## Exercise inputs
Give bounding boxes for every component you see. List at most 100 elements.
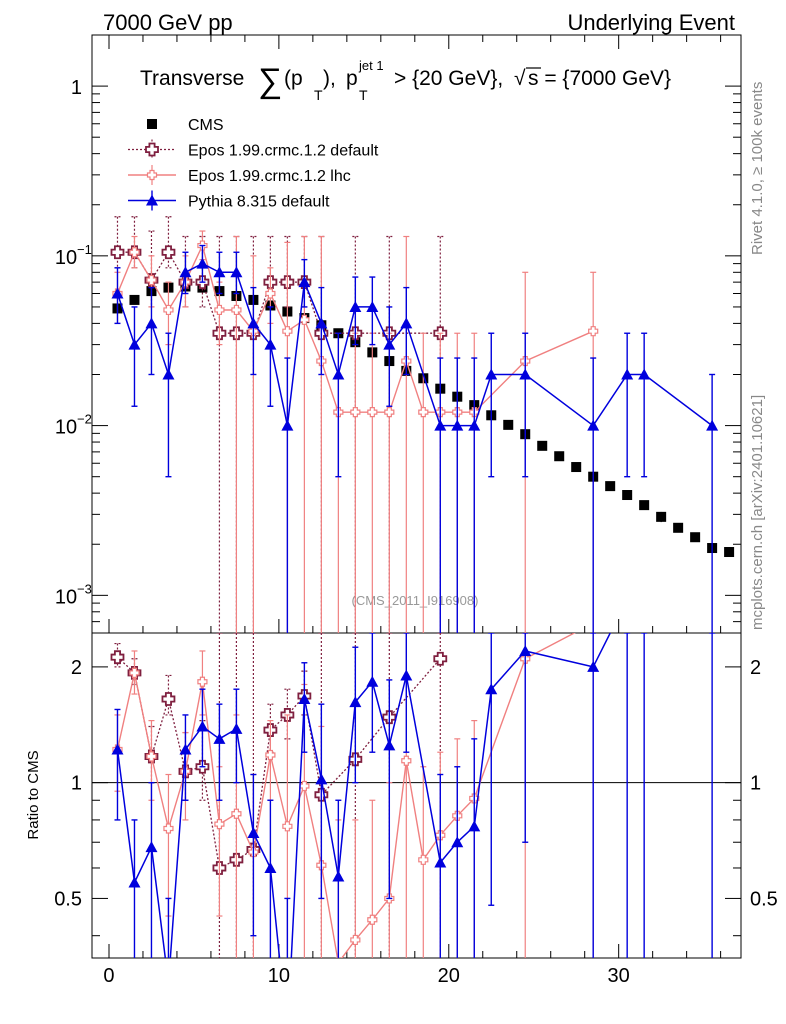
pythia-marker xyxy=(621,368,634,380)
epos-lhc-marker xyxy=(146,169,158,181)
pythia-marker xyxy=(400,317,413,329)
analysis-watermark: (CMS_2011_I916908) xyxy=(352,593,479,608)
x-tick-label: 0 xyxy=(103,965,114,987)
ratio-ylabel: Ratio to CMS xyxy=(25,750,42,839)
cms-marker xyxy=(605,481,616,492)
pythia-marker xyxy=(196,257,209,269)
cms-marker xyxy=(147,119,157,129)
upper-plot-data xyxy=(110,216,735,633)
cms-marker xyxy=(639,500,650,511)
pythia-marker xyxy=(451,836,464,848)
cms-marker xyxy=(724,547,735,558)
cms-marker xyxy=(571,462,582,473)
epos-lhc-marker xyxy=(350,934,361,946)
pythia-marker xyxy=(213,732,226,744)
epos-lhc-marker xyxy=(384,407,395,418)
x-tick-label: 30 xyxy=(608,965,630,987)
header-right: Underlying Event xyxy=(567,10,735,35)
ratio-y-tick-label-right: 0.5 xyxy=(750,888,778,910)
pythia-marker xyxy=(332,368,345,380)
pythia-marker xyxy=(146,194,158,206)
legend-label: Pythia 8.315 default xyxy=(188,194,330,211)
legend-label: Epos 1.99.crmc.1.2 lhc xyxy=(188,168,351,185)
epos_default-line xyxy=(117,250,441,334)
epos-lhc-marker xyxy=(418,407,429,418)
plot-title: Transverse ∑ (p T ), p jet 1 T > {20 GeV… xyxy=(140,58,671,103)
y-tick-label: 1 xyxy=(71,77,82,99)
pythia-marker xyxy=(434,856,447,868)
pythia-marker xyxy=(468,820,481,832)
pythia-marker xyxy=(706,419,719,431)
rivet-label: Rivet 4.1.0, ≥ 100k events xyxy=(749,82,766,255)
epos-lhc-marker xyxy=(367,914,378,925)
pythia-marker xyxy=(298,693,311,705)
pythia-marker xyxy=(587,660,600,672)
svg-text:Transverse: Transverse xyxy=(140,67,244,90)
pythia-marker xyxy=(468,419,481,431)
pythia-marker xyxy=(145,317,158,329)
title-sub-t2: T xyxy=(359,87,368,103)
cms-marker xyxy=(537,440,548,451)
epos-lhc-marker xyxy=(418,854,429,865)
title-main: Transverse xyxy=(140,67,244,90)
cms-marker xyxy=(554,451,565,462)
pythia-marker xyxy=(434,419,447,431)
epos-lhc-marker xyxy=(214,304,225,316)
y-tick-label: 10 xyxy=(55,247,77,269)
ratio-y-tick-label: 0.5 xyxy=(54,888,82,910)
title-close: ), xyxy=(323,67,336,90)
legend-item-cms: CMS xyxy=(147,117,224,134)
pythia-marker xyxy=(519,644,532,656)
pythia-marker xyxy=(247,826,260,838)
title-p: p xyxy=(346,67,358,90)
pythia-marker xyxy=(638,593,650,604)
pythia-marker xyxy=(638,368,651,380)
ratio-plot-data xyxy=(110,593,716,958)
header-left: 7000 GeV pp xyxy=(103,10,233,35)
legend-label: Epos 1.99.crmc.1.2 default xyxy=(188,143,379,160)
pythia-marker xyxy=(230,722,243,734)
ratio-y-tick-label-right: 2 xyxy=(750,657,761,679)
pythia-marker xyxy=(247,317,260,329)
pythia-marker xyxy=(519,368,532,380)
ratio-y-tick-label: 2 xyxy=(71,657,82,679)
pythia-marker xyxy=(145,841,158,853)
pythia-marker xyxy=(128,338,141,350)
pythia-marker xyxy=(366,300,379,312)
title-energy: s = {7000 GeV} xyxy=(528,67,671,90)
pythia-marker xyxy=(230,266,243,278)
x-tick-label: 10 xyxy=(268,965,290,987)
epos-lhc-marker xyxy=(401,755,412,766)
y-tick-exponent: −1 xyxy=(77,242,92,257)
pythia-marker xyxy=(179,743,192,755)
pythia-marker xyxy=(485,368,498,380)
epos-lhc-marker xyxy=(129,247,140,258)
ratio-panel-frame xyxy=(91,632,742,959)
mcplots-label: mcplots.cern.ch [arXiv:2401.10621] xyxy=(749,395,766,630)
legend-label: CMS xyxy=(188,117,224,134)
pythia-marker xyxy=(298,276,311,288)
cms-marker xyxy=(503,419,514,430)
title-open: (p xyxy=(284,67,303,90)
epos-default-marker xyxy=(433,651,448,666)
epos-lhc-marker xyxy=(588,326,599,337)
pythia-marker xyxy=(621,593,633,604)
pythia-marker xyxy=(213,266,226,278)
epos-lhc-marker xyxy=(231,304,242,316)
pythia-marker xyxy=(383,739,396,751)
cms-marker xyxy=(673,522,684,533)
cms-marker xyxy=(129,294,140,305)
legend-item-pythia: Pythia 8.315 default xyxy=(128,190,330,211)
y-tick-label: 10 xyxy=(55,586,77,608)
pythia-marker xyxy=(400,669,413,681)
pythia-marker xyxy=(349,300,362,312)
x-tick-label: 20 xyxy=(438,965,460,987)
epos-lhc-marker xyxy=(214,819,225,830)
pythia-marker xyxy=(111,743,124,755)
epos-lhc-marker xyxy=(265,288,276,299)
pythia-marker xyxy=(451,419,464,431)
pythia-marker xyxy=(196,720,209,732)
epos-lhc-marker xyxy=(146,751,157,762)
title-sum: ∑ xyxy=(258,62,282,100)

## Job
Write out every line of the items above as a JSON list of strings, with one string per line and no blank lines. Leave out the pictures.

## Task response
[
  "Give bounding boxes for every component you see. List at most 100 elements.",
  "pythia-marker xyxy=(621,368,634,380)",
  "epos-lhc-marker xyxy=(146,169,158,181)",
  "pythia-marker xyxy=(400,317,413,329)",
  "analysis-watermark: (CMS_2011_I916908) xyxy=(352,593,479,608)",
  "x-tick-label: 0 xyxy=(103,965,114,987)",
  "ratio-ylabel: Ratio to CMS xyxy=(25,750,42,839)",
  "cms-marker xyxy=(605,481,616,492)",
  "pythia-marker xyxy=(196,257,209,269)",
  "cms-marker xyxy=(147,119,157,129)",
  "upper-plot-data xyxy=(110,216,735,633)",
  "cms-marker xyxy=(639,500,650,511)",
  "pythia-marker xyxy=(451,836,464,848)",
  "cms-marker xyxy=(724,547,735,558)",
  "cms-marker xyxy=(571,462,582,473)",
  "epos-lhc-marker xyxy=(350,934,361,946)",
  "pythia-marker xyxy=(213,732,226,744)",
  "epos-lhc-marker xyxy=(384,407,395,418)",
  "x-tick-label: 30 xyxy=(608,965,630,987)",
  "header-right: Underlying Event xyxy=(567,10,735,35)",
  "ratio-y-tick-label-right: 0.5 xyxy=(750,888,778,910)",
  "pythia-marker xyxy=(332,368,345,380)",
  "pythia-marker xyxy=(146,194,158,206)",
  "legend-label: Pythia 8.315 default xyxy=(188,194,330,211)",
  "legend-label: Epos 1.99.crmc.1.2 lhc xyxy=(188,168,351,185)",
  "epos_default-line xyxy=(117,250,441,334)",
  "epos-lhc-marker xyxy=(418,407,429,418)",
  "plot-title: Transverse ∑ (p T ), p jet 1 T > {20 GeV… xyxy=(140,58,671,103)",
  "y-tick-label: 1 xyxy=(71,77,82,99)",
  "pythia-marker xyxy=(434,856,447,868)",
  "pythia-marker xyxy=(468,820,481,832)",
  "pythia-marker xyxy=(706,419,719,431)",
  "rivet-label: Rivet 4.1.0, ≥ 100k events xyxy=(749,82,766,255)",
  "epos-lhc-marker xyxy=(367,914,378,925)",
  "pythia-marker xyxy=(298,693,311,705)",
  "pythia-marker xyxy=(587,660,600,672)",
  "svg-text:Transverse: Transverse xyxy=(140,67,244,90)",
  "pythia-marker xyxy=(468,419,481,431)",
  "pythia-marker xyxy=(145,317,158,329)",
  "title-sub-t2: T xyxy=(359,87,368,103)",
  "cms-marker xyxy=(537,440,548,451)",
  "epos-lhc-marker xyxy=(418,854,429,865)",
  "title-main: Transverse xyxy=(140,67,244,90)",
  "cms-marker xyxy=(554,451,565,462)",
  "pythia-marker xyxy=(434,419,447,431)",
  "epos-lhc-marker xyxy=(214,304,225,316)",
  "y-tick-label: 10 xyxy=(55,247,77,269)",
  "ratio-y-tick-label: 0.5 xyxy=(54,888,82,910)",
  "title-close: ), xyxy=(323,67,336,90)",
  "legend-item-cms: CMS xyxy=(147,117,224,134)",
  "pythia-marker xyxy=(519,644,532,656)",
  "pythia-marker xyxy=(247,826,260,838)",
  "title-p: p xyxy=(346,67,358,90)",
  "pythia-marker xyxy=(638,593,650,604)",
  "pythia-marker xyxy=(638,368,651,380)",
  "ratio-plot-data xyxy=(110,593,716,958)",
  "header-left: 7000 GeV pp xyxy=(103,10,233,35)",
  "legend-label: Epos 1.99.crmc.1.2 default xyxy=(188,143,379,160)",
  "pythia-marker xyxy=(230,722,243,734)",
  "ratio-y-tick-label-right: 2 xyxy=(750,657,761,679)",
  "pythia-marker xyxy=(247,317,260,329)",
  "pythia-marker xyxy=(519,368,532,380)",
  "ratio-y-tick-label: 2 xyxy=(71,657,82,679)",
  "pythia-marker xyxy=(145,841,158,853)",
  "pythia-marker xyxy=(128,338,141,350)",
  "pythia-marker xyxy=(366,300,379,312)",
  "title-energy: s = {7000 GeV} xyxy=(528,67,671,90)",
  "pythia-marker xyxy=(230,266,243,278)",
  "x-tick-label: 10 xyxy=(268,965,290,987)",
  "epos-lhc-marker xyxy=(401,755,412,766)",
  "y-tick-exponent: −1 xyxy=(77,242,92,257)",
  "pythia-marker xyxy=(179,743,192,755)",
  "pythia-marker xyxy=(485,368,498,380)",
  "epos-lhc-marker xyxy=(129,247,140,258)",
  "ratio-panel-frame xyxy=(91,632,742,959)",
  "mcplots-label: mcplots.cern.ch [arXiv:2401.10621] xyxy=(749,395,766,630)",
  "legend-label: CMS xyxy=(188,117,224,134)",
  "pythia-marker xyxy=(298,276,311,288)",
  "cms-marker xyxy=(503,419,514,430)",
  "title-open: (p xyxy=(284,67,303,90)",
  "epos-default-marker xyxy=(433,651,448,666)",
  "epos-lhc-marker xyxy=(588,326,599,337)",
  "pythia-marker xyxy=(621,593,633,604)",
  "pythia-marker xyxy=(213,266,226,278)",
  "epos-lhc-marker xyxy=(231,304,242,316)",
  "pythia-marker xyxy=(383,739,396,751)",
  "cms-marker xyxy=(673,522,684,533)",
  "cms-marker xyxy=(129,294,140,305)",
  "legend-item-pythia: Pythia 8.315 default xyxy=(128,190,330,211)",
  "y-tick-label: 10 xyxy=(55,586,77,608)",
  "pythia-marker xyxy=(400,669,413,681)",
  "pythia-marker xyxy=(349,300,362,312)",
  "x-tick-label: 20 xyxy=(438,965,460,987)",
  "epos-lhc-marker xyxy=(214,819,225,830)",
  "pythia-marker xyxy=(111,743,124,755)",
  "epos-lhc-marker xyxy=(265,288,276,299)",
  "pythia-marker xyxy=(451,419,464,431)",
  "pythia-marker xyxy=(196,720,209,732)",
  "epos-lhc-marker xyxy=(146,751,157,762)",
  "title-sum: ∑ xyxy=(258,62,282,100)"
]